→ **Work instructions**
Copy each record exactly as it reads, leaving out any pictures it holds.

..........

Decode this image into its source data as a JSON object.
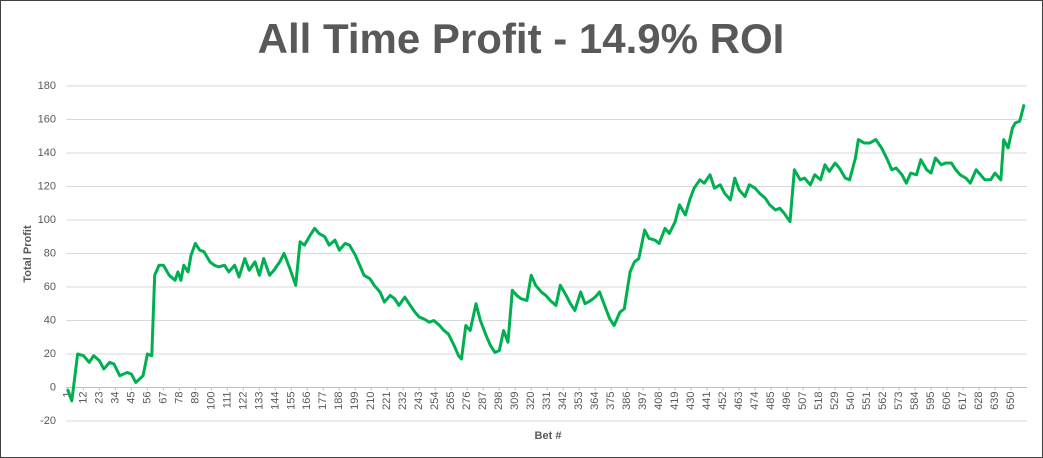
{
  "chart_data": {
    "type": "line",
    "title": "All Time Profit - 14.9% ROI",
    "xlabel": "Bet #",
    "ylabel": "Total Profit",
    "grid": true,
    "xlim": [
      0,
      661
    ],
    "ylim": [
      -20,
      180
    ],
    "yticks": [
      -20,
      0,
      20,
      40,
      60,
      80,
      100,
      120,
      140,
      160,
      180
    ],
    "xticks": [
      1,
      12,
      23,
      34,
      45,
      56,
      67,
      78,
      89,
      100,
      111,
      122,
      133,
      144,
      155,
      166,
      177,
      188,
      199,
      210,
      221,
      232,
      243,
      254,
      265,
      276,
      287,
      298,
      309,
      320,
      331,
      342,
      353,
      364,
      375,
      386,
      397,
      408,
      419,
      430,
      441,
      452,
      463,
      474,
      485,
      496,
      507,
      518,
      529,
      540,
      551,
      562,
      573,
      584,
      595,
      606,
      617,
      628,
      639,
      650
    ],
    "series": [
      {
        "name": "Total Profit",
        "color": "#00b050",
        "x": [
          1,
          4,
          8,
          12,
          16,
          19,
          23,
          26,
          30,
          33,
          37,
          42,
          45,
          48,
          53,
          56,
          59,
          61,
          64,
          67,
          71,
          75,
          77,
          79,
          81,
          84,
          86,
          89,
          92,
          95,
          99,
          102,
          105,
          109,
          112,
          116,
          119,
          123,
          126,
          130,
          133,
          136,
          140,
          143,
          147,
          150,
          154,
          158,
          161,
          164,
          168,
          171,
          174,
          178,
          181,
          185,
          188,
          192,
          195,
          199,
          202,
          205,
          209,
          212,
          216,
          219,
          223,
          226,
          229,
          233,
          236,
          240,
          243,
          246,
          250,
          253,
          257,
          260,
          263,
          267,
          270,
          272,
          275,
          278,
          282,
          285,
          289,
          292,
          295,
          298,
          301,
          304,
          307,
          310,
          313,
          317,
          320,
          323,
          327,
          330,
          333,
          337,
          340,
          344,
          347,
          350,
          354,
          357,
          361,
          364,
          367,
          370,
          374,
          377,
          381,
          384,
          388,
          391,
          394,
          398,
          401,
          405,
          408,
          412,
          415,
          419,
          422,
          426,
          429,
          432,
          436,
          439,
          443,
          446,
          450,
          453,
          457,
          460,
          463,
          467,
          470,
          474,
          477,
          481,
          484,
          488,
          491,
          494,
          498,
          501,
          505,
          508,
          512,
          515,
          519,
          522,
          525,
          529,
          532,
          536,
          539,
          543,
          545,
          549,
          553,
          557,
          561,
          565,
          568,
          571,
          575,
          578,
          581,
          585,
          588,
          592,
          595,
          598,
          602,
          605,
          609,
          612,
          615,
          619,
          622,
          626,
          629,
          632,
          636,
          639,
          643,
          645,
          648,
          651,
          653,
          656,
          659
        ],
        "values": [
          -1,
          -8,
          20,
          19,
          15,
          19,
          16,
          11,
          15,
          14,
          7,
          9,
          8,
          3,
          7,
          20,
          19,
          67,
          73,
          73,
          67,
          64,
          69,
          64,
          73,
          69,
          79,
          86,
          82,
          81,
          75,
          73,
          72,
          73,
          69,
          73,
          66,
          77,
          70,
          75,
          67,
          77,
          67,
          70,
          75,
          80,
          71,
          61,
          87,
          85,
          91,
          95,
          92,
          90,
          85,
          88,
          82,
          86,
          85,
          79,
          73,
          67,
          65,
          61,
          57,
          51,
          55,
          53,
          49,
          54,
          50,
          45,
          42,
          41,
          39,
          40,
          37,
          34,
          32,
          25,
          19,
          17,
          37,
          34,
          50,
          40,
          31,
          25,
          21,
          22,
          34,
          27,
          58,
          55,
          53,
          52,
          67,
          61,
          57,
          55,
          52,
          49,
          61,
          55,
          50,
          46,
          57,
          50,
          52,
          54,
          57,
          50,
          41,
          37,
          45,
          47,
          69,
          75,
          77,
          94,
          89,
          88,
          86,
          95,
          92,
          99,
          109,
          103,
          112,
          119,
          124,
          122,
          127,
          119,
          121,
          116,
          112,
          125,
          118,
          114,
          121,
          119,
          116,
          113,
          109,
          106,
          107,
          104,
          99,
          130,
          124,
          125,
          121,
          127,
          124,
          133,
          129,
          134,
          131,
          125,
          124,
          137,
          148,
          146,
          146,
          148,
          143,
          136,
          130,
          131,
          127,
          122,
          128,
          127,
          136,
          130,
          128,
          137,
          133,
          134,
          134,
          130,
          127,
          125,
          122,
          130,
          127,
          124,
          124,
          128,
          124,
          148,
          143,
          155,
          158,
          159,
          169
        ]
      }
    ]
  }
}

..........

→ **Task result**
Decode this image into its source data as a JSON object.
{
  "chart_data": {
    "type": "line",
    "title": "All Time Profit - 14.9% ROI",
    "xlabel": "Bet #",
    "ylabel": "Total Profit",
    "grid": true,
    "xlim": [
      0,
      661
    ],
    "ylim": [
      -20,
      180
    ],
    "yticks": [
      -20,
      0,
      20,
      40,
      60,
      80,
      100,
      120,
      140,
      160,
      180
    ],
    "xticks": [
      1,
      12,
      23,
      34,
      45,
      56,
      67,
      78,
      89,
      100,
      111,
      122,
      133,
      144,
      155,
      166,
      177,
      188,
      199,
      210,
      221,
      232,
      243,
      254,
      265,
      276,
      287,
      298,
      309,
      320,
      331,
      342,
      353,
      364,
      375,
      386,
      397,
      408,
      419,
      430,
      441,
      452,
      463,
      474,
      485,
      496,
      507,
      518,
      529,
      540,
      551,
      562,
      573,
      584,
      595,
      606,
      617,
      628,
      639,
      650
    ],
    "series": [
      {
        "name": "Total Profit",
        "color": "#00b050",
        "x": [
          1,
          4,
          8,
          12,
          16,
          19,
          23,
          26,
          30,
          33,
          37,
          42,
          45,
          48,
          53,
          56,
          59,
          61,
          64,
          67,
          71,
          75,
          77,
          79,
          81,
          84,
          86,
          89,
          92,
          95,
          99,
          102,
          105,
          109,
          112,
          116,
          119,
          123,
          126,
          130,
          133,
          136,
          140,
          143,
          147,
          150,
          154,
          158,
          161,
          164,
          168,
          171,
          174,
          178,
          181,
          185,
          188,
          192,
          195,
          199,
          202,
          205,
          209,
          212,
          216,
          219,
          223,
          226,
          229,
          233,
          236,
          240,
          243,
          246,
          250,
          253,
          257,
          260,
          263,
          267,
          270,
          272,
          275,
          278,
          282,
          285,
          289,
          292,
          295,
          298,
          301,
          304,
          307,
          310,
          313,
          317,
          320,
          323,
          327,
          330,
          333,
          337,
          340,
          344,
          347,
          350,
          354,
          357,
          361,
          364,
          367,
          370,
          374,
          377,
          381,
          384,
          388,
          391,
          394,
          398,
          401,
          405,
          408,
          412,
          415,
          419,
          422,
          426,
          429,
          432,
          436,
          439,
          443,
          446,
          450,
          453,
          457,
          460,
          463,
          467,
          470,
          474,
          477,
          481,
          484,
          488,
          491,
          494,
          498,
          501,
          505,
          508,
          512,
          515,
          519,
          522,
          525,
          529,
          532,
          536,
          539,
          543,
          545,
          549,
          553,
          557,
          561,
          565,
          568,
          571,
          575,
          578,
          581,
          585,
          588,
          592,
          595,
          598,
          602,
          605,
          609,
          612,
          615,
          619,
          622,
          626,
          629,
          632,
          636,
          639,
          643,
          645,
          648,
          651,
          653,
          656,
          659
        ],
        "values": [
          -1,
          -8,
          20,
          19,
          15,
          19,
          16,
          11,
          15,
          14,
          7,
          9,
          8,
          3,
          7,
          20,
          19,
          67,
          73,
          73,
          67,
          64,
          69,
          64,
          73,
          69,
          79,
          86,
          82,
          81,
          75,
          73,
          72,
          73,
          69,
          73,
          66,
          77,
          70,
          75,
          67,
          77,
          67,
          70,
          75,
          80,
          71,
          61,
          87,
          85,
          91,
          95,
          92,
          90,
          85,
          88,
          82,
          86,
          85,
          79,
          73,
          67,
          65,
          61,
          57,
          51,
          55,
          53,
          49,
          54,
          50,
          45,
          42,
          41,
          39,
          40,
          37,
          34,
          32,
          25,
          19,
          17,
          37,
          34,
          50,
          40,
          31,
          25,
          21,
          22,
          34,
          27,
          58,
          55,
          53,
          52,
          67,
          61,
          57,
          55,
          52,
          49,
          61,
          55,
          50,
          46,
          57,
          50,
          52,
          54,
          57,
          50,
          41,
          37,
          45,
          47,
          69,
          75,
          77,
          94,
          89,
          88,
          86,
          95,
          92,
          99,
          109,
          103,
          112,
          119,
          124,
          122,
          127,
          119,
          121,
          116,
          112,
          125,
          118,
          114,
          121,
          119,
          116,
          113,
          109,
          106,
          107,
          104,
          99,
          130,
          124,
          125,
          121,
          127,
          124,
          133,
          129,
          134,
          131,
          125,
          124,
          137,
          148,
          146,
          146,
          148,
          143,
          136,
          130,
          131,
          127,
          122,
          128,
          127,
          136,
          130,
          128,
          137,
          133,
          134,
          134,
          130,
          127,
          125,
          122,
          130,
          127,
          124,
          124,
          128,
          124,
          148,
          143,
          155,
          158,
          159,
          169
        ]
      }
    ]
  }
}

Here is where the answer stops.